** Start of SOURCE MATERIAL **

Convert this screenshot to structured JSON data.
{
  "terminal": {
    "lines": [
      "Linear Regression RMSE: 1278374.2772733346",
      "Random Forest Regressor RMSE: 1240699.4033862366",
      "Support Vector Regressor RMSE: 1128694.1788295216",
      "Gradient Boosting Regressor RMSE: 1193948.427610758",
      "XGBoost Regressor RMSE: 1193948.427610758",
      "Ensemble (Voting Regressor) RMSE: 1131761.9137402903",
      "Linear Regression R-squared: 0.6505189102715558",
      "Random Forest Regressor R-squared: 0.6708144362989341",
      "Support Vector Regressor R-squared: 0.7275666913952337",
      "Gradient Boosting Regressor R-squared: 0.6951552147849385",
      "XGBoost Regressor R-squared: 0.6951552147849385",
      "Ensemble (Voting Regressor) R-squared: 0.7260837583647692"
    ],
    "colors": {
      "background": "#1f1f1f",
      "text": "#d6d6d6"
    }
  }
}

** End of SOURCE MATERIAL **

**WHAT YOU WILL DO:**
Write out every record verbatim.

**THE ANSWER:**
Convert this screenshot to structured JSON data.
{
  "terminal": {
    "lines": [
      "Linear Regression RMSE: 1278374.2772733346",
      "Random Forest Regressor RMSE: 1240699.4033862366",
      "Support Vector Regressor RMSE: 1128694.1788295216",
      "Gradient Boosting Regressor RMSE: 1193948.427610758",
      "XGBoost Regressor RMSE: 1193948.427610758",
      "Ensemble (Voting Regressor) RMSE: 1131761.9137402903",
      "Linear Regression R-squared: 0.6505189102715558",
      "Random Forest Regressor R-squared: 0.6708144362989341",
      "Support Vector Regressor R-squared: 0.7275666913952337",
      "Gradient Boosting Regressor R-squared: 0.6951552147849385",
      "XGBoost Regressor R-squared: 0.6951552147849385",
      "Ensemble (Voting Regressor) R-squared: 0.7260837583647692"
    ],
    "colors": {
      "background": "#1f1f1f",
      "text": "#d6d6d6"
    }
  }
}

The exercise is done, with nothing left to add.